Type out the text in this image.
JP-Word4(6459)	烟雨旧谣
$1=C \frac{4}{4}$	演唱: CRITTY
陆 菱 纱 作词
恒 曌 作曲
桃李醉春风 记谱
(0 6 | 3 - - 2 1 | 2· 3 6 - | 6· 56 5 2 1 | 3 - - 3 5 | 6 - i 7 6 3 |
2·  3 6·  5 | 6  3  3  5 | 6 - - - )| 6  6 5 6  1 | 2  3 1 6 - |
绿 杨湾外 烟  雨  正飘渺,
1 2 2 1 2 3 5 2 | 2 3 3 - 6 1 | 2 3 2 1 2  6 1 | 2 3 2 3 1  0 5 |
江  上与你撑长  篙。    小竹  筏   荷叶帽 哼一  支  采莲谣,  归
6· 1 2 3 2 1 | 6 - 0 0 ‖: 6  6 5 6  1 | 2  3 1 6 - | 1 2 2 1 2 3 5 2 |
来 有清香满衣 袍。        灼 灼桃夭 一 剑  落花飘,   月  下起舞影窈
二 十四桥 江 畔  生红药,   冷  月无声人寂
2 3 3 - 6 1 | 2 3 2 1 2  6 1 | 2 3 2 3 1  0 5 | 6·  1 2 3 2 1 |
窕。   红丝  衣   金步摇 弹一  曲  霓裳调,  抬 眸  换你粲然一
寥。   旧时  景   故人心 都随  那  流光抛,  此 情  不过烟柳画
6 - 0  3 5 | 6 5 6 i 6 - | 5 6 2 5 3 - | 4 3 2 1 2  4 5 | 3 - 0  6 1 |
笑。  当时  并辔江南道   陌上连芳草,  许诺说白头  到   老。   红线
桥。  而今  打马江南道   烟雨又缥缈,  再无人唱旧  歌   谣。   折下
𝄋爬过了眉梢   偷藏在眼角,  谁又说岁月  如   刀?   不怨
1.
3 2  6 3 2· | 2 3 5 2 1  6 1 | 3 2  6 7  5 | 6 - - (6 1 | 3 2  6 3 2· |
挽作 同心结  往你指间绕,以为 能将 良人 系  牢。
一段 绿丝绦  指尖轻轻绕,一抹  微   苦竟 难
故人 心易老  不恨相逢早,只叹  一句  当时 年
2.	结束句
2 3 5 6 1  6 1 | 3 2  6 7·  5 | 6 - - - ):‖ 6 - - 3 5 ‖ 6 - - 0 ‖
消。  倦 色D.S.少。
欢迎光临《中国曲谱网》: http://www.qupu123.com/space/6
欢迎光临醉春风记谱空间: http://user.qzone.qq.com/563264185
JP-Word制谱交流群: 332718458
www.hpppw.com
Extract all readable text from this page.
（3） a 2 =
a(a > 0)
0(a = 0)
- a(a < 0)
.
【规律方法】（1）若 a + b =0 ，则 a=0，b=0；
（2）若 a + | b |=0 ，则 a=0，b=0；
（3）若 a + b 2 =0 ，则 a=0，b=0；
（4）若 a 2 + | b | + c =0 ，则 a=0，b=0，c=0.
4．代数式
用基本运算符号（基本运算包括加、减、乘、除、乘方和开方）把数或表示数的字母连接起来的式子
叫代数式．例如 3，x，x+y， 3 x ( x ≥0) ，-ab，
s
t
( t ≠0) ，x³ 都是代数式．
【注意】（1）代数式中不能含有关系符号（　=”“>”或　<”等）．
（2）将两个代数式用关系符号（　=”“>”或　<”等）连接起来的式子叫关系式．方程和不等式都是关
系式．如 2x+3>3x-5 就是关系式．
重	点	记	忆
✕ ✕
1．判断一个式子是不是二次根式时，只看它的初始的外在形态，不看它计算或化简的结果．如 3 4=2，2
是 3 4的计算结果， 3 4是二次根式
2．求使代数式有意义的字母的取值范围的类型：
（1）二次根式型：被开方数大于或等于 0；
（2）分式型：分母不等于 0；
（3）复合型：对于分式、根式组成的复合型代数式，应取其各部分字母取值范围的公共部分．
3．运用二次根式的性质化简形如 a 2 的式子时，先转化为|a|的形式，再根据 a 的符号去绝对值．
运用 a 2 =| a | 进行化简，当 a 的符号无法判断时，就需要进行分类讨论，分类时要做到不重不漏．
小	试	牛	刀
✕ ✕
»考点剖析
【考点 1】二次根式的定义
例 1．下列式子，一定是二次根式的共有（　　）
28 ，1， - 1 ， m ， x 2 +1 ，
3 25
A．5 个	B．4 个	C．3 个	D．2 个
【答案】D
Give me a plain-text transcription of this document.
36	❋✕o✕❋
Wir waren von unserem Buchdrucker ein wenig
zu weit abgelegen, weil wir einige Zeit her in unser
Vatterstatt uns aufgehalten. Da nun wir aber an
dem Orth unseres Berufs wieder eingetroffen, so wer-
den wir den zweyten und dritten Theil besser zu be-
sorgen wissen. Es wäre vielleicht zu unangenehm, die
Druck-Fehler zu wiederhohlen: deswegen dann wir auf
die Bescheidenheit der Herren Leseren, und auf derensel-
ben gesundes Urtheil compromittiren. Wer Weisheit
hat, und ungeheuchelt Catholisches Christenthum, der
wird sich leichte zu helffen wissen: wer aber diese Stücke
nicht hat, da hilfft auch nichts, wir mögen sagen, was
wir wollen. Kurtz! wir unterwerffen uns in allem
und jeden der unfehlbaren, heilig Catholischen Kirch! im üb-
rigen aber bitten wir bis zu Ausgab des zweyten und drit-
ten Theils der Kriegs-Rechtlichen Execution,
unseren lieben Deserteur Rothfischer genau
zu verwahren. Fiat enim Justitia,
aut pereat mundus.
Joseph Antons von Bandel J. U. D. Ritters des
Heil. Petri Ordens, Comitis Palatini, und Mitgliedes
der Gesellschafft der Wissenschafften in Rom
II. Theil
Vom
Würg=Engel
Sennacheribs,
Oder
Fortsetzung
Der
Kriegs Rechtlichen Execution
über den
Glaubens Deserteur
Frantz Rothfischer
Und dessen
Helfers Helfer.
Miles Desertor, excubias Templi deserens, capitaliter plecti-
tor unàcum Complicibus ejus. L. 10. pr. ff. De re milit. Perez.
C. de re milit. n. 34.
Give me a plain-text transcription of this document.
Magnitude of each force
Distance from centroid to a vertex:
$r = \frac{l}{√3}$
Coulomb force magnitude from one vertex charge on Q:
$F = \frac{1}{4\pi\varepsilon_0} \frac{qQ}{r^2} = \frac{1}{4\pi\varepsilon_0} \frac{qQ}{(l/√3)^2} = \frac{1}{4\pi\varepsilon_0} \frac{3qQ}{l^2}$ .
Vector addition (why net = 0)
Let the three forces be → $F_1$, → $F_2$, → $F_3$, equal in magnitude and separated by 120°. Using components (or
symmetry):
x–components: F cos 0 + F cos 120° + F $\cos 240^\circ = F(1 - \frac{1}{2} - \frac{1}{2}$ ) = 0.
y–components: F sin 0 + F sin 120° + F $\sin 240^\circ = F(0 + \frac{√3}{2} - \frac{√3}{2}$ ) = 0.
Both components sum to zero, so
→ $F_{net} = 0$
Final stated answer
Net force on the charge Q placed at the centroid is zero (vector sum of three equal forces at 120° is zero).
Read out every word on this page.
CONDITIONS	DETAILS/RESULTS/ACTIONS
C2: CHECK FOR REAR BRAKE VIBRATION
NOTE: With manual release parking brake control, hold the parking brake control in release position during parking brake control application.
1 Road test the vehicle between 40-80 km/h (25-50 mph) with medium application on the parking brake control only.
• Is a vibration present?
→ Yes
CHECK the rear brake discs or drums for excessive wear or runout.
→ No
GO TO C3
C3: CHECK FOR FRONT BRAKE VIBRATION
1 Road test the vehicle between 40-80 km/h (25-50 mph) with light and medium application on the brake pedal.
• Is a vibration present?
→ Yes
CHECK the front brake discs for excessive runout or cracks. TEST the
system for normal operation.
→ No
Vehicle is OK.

§

_THE REQUEST_. Copy all data exactly, start to finish.

_SOLUTION FOR THIS TASK_.
Type out the text in this image.
JP-Word4(6459)	烟雨旧谣
$1=C \frac{4}{4}$	演唱: CRITTY
陆 菱 纱 作词
恒 曌 作曲
桃李醉春风 记谱
(0 6 | 3 - - 2 1 | 2· 3 6 - | 6· 56 5 2 1 | 3 - - 3 5 | 6 - i 7 6 3 |
2·  3 6·  5 | 6  3  3  5 | 6 - - - )| 6  6 5 6  1 | 2  3 1 6 - |
绿 杨湾外 烟  雨  正飘渺,
1 2 2 1 2 3 5 2 | 2 3 3 - 6 1 | 2 3 2 1 2  6 1 | 2 3 2 3 1  0 5 |
江  上与你撑长  篙。    小竹  筏   荷叶帽 哼一  支  采莲谣,  归
6· 1 2 3 2 1 | 6 - 0 0 ‖: 6  6 5 6  1 | 2  3 1 6 - | 1 2 2 1 2 3 5 2 |
来 有清香满衣 袍。        灼 灼桃夭 一 剑  落花飘,   月  下起舞影窈
二 十四桥 江 畔  生红药,   冷  月无声人寂
2 3 3 - 6 1 | 2 3 2 1 2  6 1 | 2 3 2 3 1  0 5 | 6·  1 2 3 2 1 |
窕。   红丝  衣   金步摇 弹一  曲  霓裳调,  抬 眸  换你粲然一
寥。   旧时  景   故人心 都随  那  流光抛,  此 情  不过烟柳画
6 - 0  3 5 | 6 5 6 i 6 - | 5 6 2 5 3 - | 4 3 2 1 2  4 5 | 3 - 0  6 1 |
笑。  当时  并辔江南道   陌上连芳草,  许诺说白头  到   老。   红线
桥。  而今  打马江南道   烟雨又缥缈,  再无人唱旧  歌   谣。   折下
𝄋爬过了眉梢   偷藏在眼角,  谁又说岁月  如   刀?   不怨
1.
3 2  6 3 2· | 2 3 5 2 1  6 1 | 3 2  6 7  5 | 6 - - (6 1 | 3 2  6 3 2· |
挽作 同心结  往你指间绕,以为 能将 良人 系  牢。
一段 绿丝绦  指尖轻轻绕,一抹  微   苦竟 难
故人 心易老  不恨相逢早,只叹  一句  当时 年
2.	结束句
2 3 5 6 1  6 1 | 3 2  6 7·  5 | 6 - - - ):‖ 6 - - 3 5 ‖ 6 - - 0 ‖
消。  倦 色D.S.少。
欢迎光临《中国曲谱网》: http://www.qupu123.com/space/6
欢迎光临醉春风记谱空间: http://user.qzone.qq.com/563264185
JP-Word制谱交流群: 332718458
www.hpppw.com
Extract all readable text from this page.
（3） a 2 =
a(a > 0)
0(a = 0)
- a(a < 0)
.
【规律方法】（1）若 a + b =0 ，则 a=0，b=0；
（2）若 a + | b |=0 ，则 a=0，b=0；
（3）若 a + b 2 =0 ，则 a=0，b=0；
（4）若 a 2 + | b | + c =0 ，则 a=0，b=0，c=0.
4．代数式
用基本运算符号（基本运算包括加、减、乘、除、乘方和开方）把数或表示数的字母连接起来的式子
叫代数式．例如 3，x，x+y， 3 x ( x ≥0) ，-ab，
s
t
( t ≠0) ，x³ 都是代数式．
【注意】（1）代数式中不能含有关系符号（　=”“>”或　<”等）．
（2）将两个代数式用关系符号（　=”“>”或　<”等）连接起来的式子叫关系式．方程和不等式都是关
系式．如 2x+3>3x-5 就是关系式．
重	点	记	忆
✕ ✕
1．判断一个式子是不是二次根式时，只看它的初始的外在形态，不看它计算或化简的结果．如 3 4=2，2
是 3 4的计算结果， 3 4是二次根式
2．求使代数式有意义的字母的取值范围的类型：
（1）二次根式型：被开方数大于或等于 0；
（2）分式型：分母不等于 0；
（3）复合型：对于分式、根式组成的复合型代数式，应取其各部分字母取值范围的公共部分．
3．运用二次根式的性质化简形如 a 2 的式子时，先转化为|a|的形式，再根据 a 的符号去绝对值．
运用 a 2 =| a | 进行化简，当 a 的符号无法判断时，就需要进行分类讨论，分类时要做到不重不漏．
小	试	牛	刀
✕ ✕
»考点剖析
【考点 1】二次根式的定义
例 1．下列式子，一定是二次根式的共有（　　）
28 ，1， - 1 ， m ， x 2 +1 ，
3 25
A．5 个	B．4 个	C．3 个	D．2 个
【答案】D
Give me a plain-text transcription of this document.
36	❋✕o✕❋
Wir waren von unserem Buchdrucker ein wenig
zu weit abgelegen, weil wir einige Zeit her in unser
Vatterstatt uns aufgehalten. Da nun wir aber an
dem Orth unseres Berufs wieder eingetroffen, so wer-
den wir den zweyten und dritten Theil besser zu be-
sorgen wissen. Es wäre vielleicht zu unangenehm, die
Druck-Fehler zu wiederhohlen: deswegen dann wir auf
die Bescheidenheit der Herren Leseren, und auf derensel-
ben gesundes Urtheil compromittiren. Wer Weisheit
hat, und ungeheuchelt Catholisches Christenthum, der
wird sich leichte zu helffen wissen: wer aber diese Stücke
nicht hat, da hilfft auch nichts, wir mögen sagen, was
wir wollen. Kurtz! wir unterwerffen uns in allem
und jeden der unfehlbaren, heilig Catholischen Kirch! im üb-
rigen aber bitten wir bis zu Ausgab des zweyten und drit-
ten Theils der Kriegs-Rechtlichen Execution,
unseren lieben Deserteur Rothfischer genau
zu verwahren. Fiat enim Justitia,
aut pereat mundus.
Joseph Antons von Bandel J. U. D. Ritters des
Heil. Petri Ordens, Comitis Palatini, und Mitgliedes
der Gesellschafft der Wissenschafften in Rom
II. Theil
Vom
Würg=Engel
Sennacheribs,
Oder
Fortsetzung
Der
Kriegs Rechtlichen Execution
über den
Glaubens Deserteur
Frantz Rothfischer
Und dessen
Helfers Helfer.
Miles Desertor, excubias Templi deserens, capitaliter plecti-
tor unàcum Complicibus ejus. L. 10. pr. ff. De re milit. Perez.
C. de re milit. n. 34.
Give me a plain-text transcription of this document.
Magnitude of each force
Distance from centroid to a vertex:
$r = \frac{l}{√3}$
Coulomb force magnitude from one vertex charge on Q:
$F = \frac{1}{4\pi\varepsilon_0} \frac{qQ}{r^2} = \frac{1}{4\pi\varepsilon_0} \frac{qQ}{(l/√3)^2} = \frac{1}{4\pi\varepsilon_0} \frac{3qQ}{l^2}$ .
Vector addition (why net = 0)
Let the three forces be → $F_1$, → $F_2$, → $F_3$, equal in magnitude and separated by 120°. Using components (or
symmetry):
x–components: F cos 0 + F cos 120° + F $\cos 240^\circ = F(1 - \frac{1}{2} - \frac{1}{2}$ ) = 0.
y–components: F sin 0 + F sin 120° + F $\sin 240^\circ = F(0 + \frac{√3}{2} - \frac{√3}{2}$ ) = 0.
Both components sum to zero, so
→ $F_{net} = 0$
Final stated answer
Net force on the charge Q placed at the centroid is zero (vector sum of three equal forces at 120° is zero).
Read out every word on this page.
CONDITIONS	DETAILS/RESULTS/ACTIONS
C2: CHECK FOR REAR BRAKE VIBRATION
NOTE: With manual release parking brake control, hold the parking brake control in release position during parking brake control application.
1 Road test the vehicle between 40-80 km/h (25-50 mph) with medium application on the parking brake control only.
• Is a vibration present?
→ Yes
CHECK the rear brake discs or drums for excessive wear or runout.
→ No
GO TO C3
C3: CHECK FOR FRONT BRAKE VIBRATION
1 Road test the vehicle between 40-80 km/h (25-50 mph) with light and medium application on the brake pedal.
• Is a vibration present?
→ Yes
CHECK the front brake discs for excessive runout or cracks. TEST the
system for normal operation.
→ No
Vehicle is OK.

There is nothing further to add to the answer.